▸ Dataset extract
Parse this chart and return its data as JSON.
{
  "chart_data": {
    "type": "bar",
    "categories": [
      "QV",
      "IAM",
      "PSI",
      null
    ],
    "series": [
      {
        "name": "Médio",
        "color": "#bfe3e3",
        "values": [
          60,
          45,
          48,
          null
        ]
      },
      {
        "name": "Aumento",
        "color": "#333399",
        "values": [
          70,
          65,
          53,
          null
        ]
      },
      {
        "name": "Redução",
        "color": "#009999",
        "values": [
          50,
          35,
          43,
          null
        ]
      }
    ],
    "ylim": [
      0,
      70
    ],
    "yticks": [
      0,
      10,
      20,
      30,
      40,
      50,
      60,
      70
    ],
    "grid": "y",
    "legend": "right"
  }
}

▸ Stated goal
Generate an exact reproduction of all entries.

▸ Final answer
Parse this chart and return its data as JSON.
{
  "chart_data": {
    "type": "bar",
    "categories": [
      "QV",
      "IAM",
      "PSI",
      null
    ],
    "series": [
      {
        "name": "Médio",
        "color": "#bfe3e3",
        "values": [
          60,
          45,
          48,
          null
        ]
      },
      {
        "name": "Aumento",
        "color": "#333399",
        "values": [
          70,
          65,
          53,
          null
        ]
      },
      {
        "name": "Redução",
        "color": "#009999",
        "values": [
          50,
          35,
          43,
          null
        ]
      }
    ],
    "ylim": [
      0,
      70
    ],
    "yticks": [
      0,
      10,
      20,
      30,
      40,
      50,
      60,
      70
    ],
    "grid": "y",
    "legend": "right"
  }
}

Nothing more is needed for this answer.